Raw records
>> begin

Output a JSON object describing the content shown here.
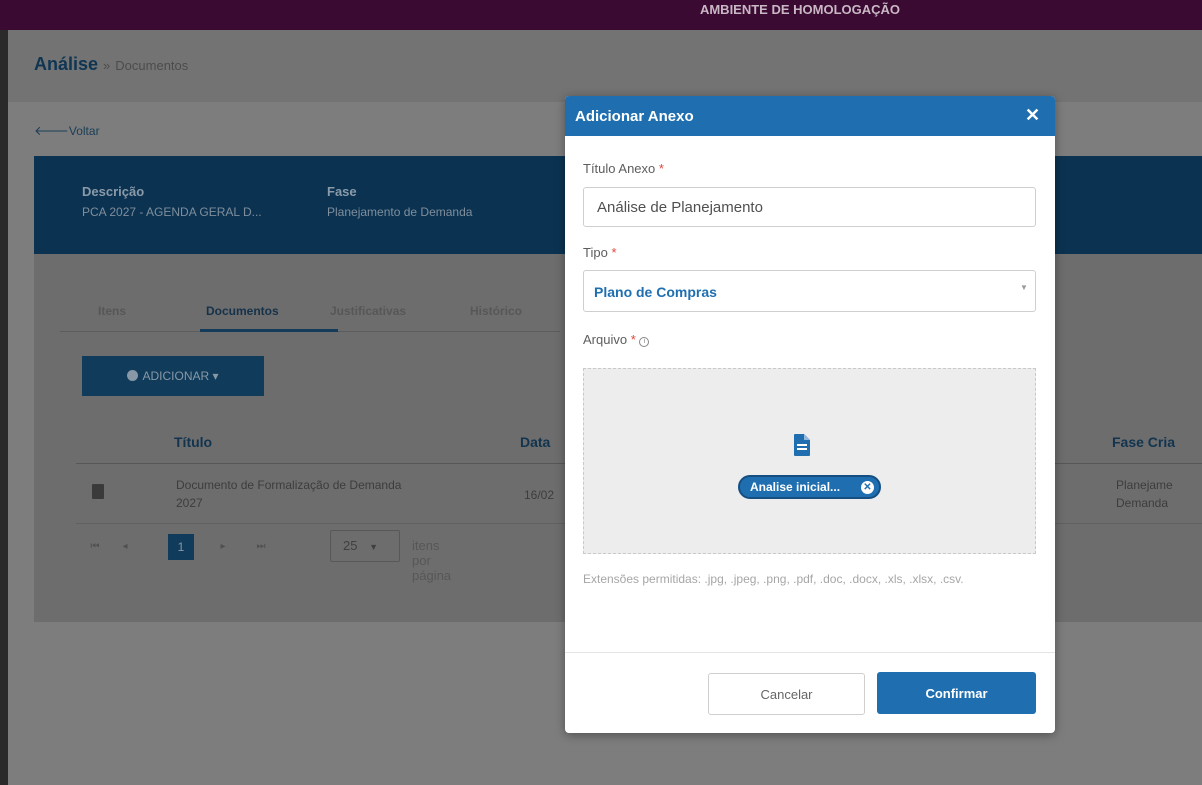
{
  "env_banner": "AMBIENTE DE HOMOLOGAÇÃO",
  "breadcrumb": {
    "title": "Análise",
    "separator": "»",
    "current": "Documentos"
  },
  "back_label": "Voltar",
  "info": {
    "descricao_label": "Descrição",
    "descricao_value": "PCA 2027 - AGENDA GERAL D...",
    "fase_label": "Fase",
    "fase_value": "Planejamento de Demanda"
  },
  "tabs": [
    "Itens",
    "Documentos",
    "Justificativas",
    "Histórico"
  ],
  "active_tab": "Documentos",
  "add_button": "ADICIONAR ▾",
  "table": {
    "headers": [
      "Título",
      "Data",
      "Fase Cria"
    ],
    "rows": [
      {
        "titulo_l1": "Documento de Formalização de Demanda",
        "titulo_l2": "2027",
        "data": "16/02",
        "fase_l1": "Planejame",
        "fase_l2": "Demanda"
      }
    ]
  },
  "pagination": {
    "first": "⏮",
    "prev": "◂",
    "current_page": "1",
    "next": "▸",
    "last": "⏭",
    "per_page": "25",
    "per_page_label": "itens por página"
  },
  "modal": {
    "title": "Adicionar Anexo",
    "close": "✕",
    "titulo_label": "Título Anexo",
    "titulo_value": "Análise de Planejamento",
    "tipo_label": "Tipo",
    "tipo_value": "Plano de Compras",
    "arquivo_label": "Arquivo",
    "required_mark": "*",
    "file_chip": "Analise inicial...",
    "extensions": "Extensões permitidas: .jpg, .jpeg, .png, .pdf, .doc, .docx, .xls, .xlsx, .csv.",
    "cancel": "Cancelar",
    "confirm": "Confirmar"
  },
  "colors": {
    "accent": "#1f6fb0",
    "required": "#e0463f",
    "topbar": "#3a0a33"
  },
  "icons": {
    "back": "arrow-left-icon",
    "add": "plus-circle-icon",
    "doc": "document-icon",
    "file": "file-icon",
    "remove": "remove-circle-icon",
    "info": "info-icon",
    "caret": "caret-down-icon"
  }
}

>> end
>> begin

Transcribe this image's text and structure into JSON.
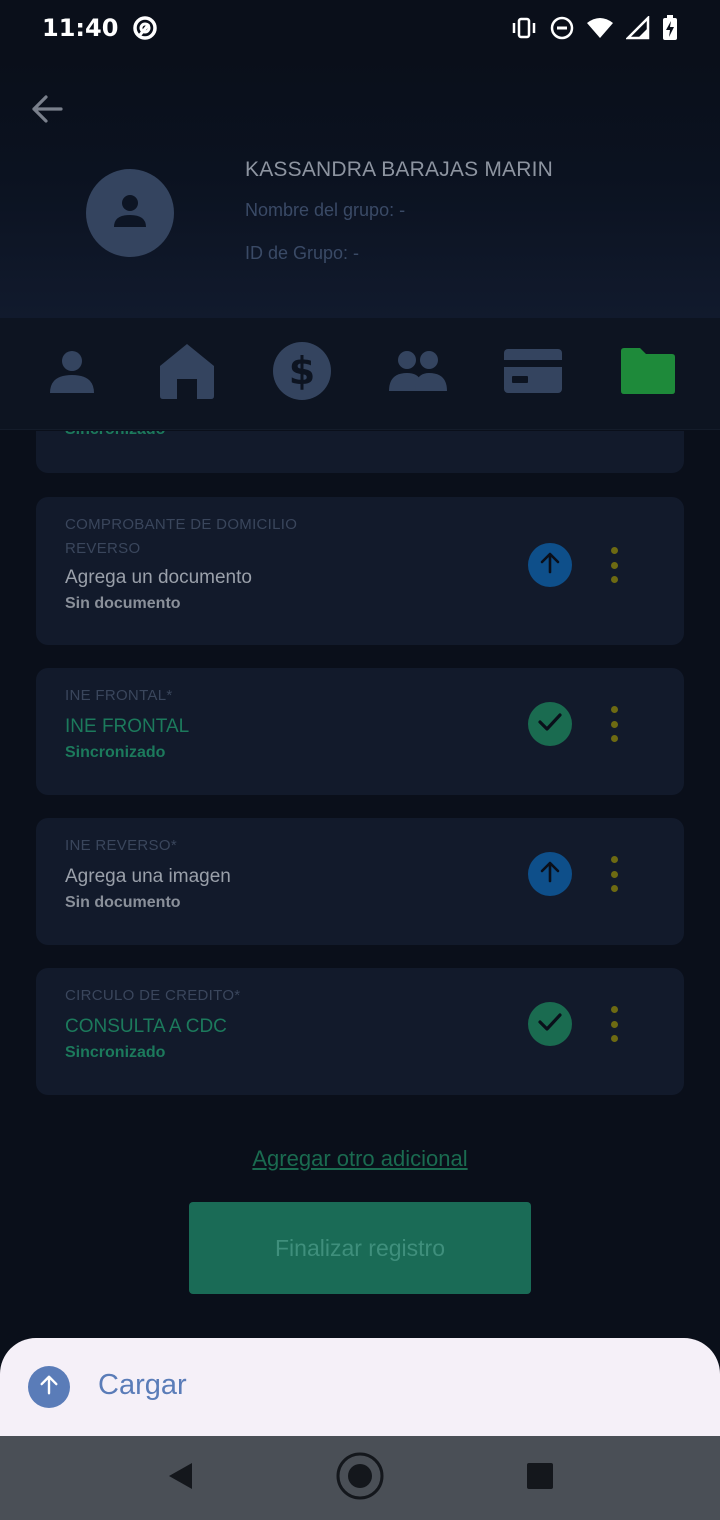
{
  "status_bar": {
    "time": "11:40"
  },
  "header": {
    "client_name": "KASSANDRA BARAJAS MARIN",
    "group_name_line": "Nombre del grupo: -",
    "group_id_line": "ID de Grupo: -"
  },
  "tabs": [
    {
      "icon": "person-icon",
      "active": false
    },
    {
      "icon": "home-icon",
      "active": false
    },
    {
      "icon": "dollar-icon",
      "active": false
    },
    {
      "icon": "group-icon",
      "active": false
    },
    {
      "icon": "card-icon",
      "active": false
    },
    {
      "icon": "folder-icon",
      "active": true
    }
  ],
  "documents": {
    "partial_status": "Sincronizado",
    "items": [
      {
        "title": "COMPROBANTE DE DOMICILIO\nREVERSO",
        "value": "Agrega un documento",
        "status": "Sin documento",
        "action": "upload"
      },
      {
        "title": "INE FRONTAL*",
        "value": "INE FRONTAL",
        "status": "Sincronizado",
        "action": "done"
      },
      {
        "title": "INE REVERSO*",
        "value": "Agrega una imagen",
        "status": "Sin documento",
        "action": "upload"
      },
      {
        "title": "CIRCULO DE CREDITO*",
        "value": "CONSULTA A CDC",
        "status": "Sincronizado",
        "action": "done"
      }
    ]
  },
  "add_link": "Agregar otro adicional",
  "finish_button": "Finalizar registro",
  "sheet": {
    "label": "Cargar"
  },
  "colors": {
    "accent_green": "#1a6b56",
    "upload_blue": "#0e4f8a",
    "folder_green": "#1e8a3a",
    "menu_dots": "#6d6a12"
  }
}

>> end
>> begin

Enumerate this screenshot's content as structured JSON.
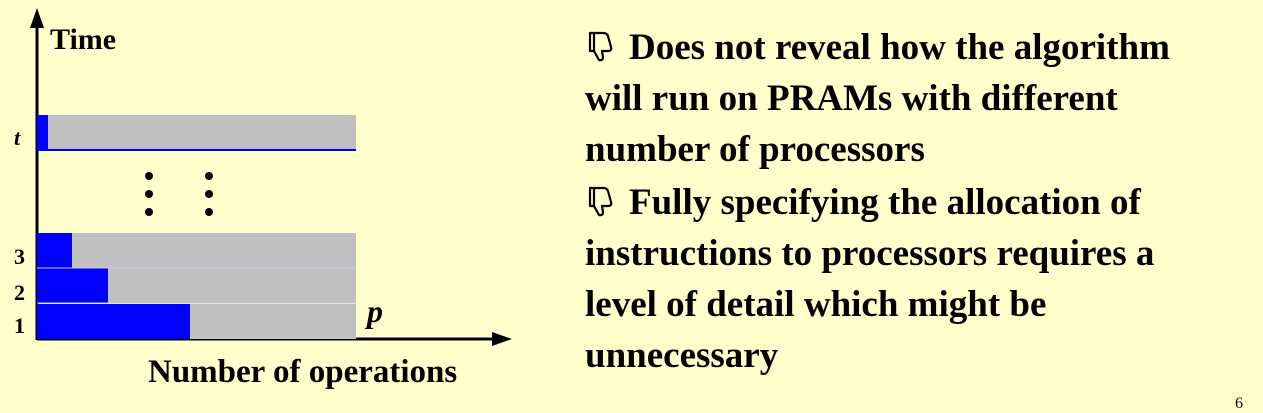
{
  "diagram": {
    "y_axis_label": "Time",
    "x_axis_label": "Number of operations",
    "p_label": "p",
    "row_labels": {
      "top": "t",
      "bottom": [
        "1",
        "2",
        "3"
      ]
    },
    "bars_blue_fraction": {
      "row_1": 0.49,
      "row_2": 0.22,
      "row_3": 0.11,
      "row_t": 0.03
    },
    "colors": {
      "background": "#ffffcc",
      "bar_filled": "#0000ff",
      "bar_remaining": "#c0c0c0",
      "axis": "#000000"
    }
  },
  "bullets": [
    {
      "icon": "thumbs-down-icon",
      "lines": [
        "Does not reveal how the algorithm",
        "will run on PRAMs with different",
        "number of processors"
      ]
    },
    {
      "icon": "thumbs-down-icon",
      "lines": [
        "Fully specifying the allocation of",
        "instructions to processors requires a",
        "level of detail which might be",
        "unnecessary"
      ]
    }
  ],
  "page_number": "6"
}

>> end

### Goal
Identify the lines that hold the word "JSON". Copy every one of them.

### Exercise solution
Output a JSON object describing the content shown here.
Transcribe this image's text and structure into JSON.
Enumerate this screenshot's content as structured JSON.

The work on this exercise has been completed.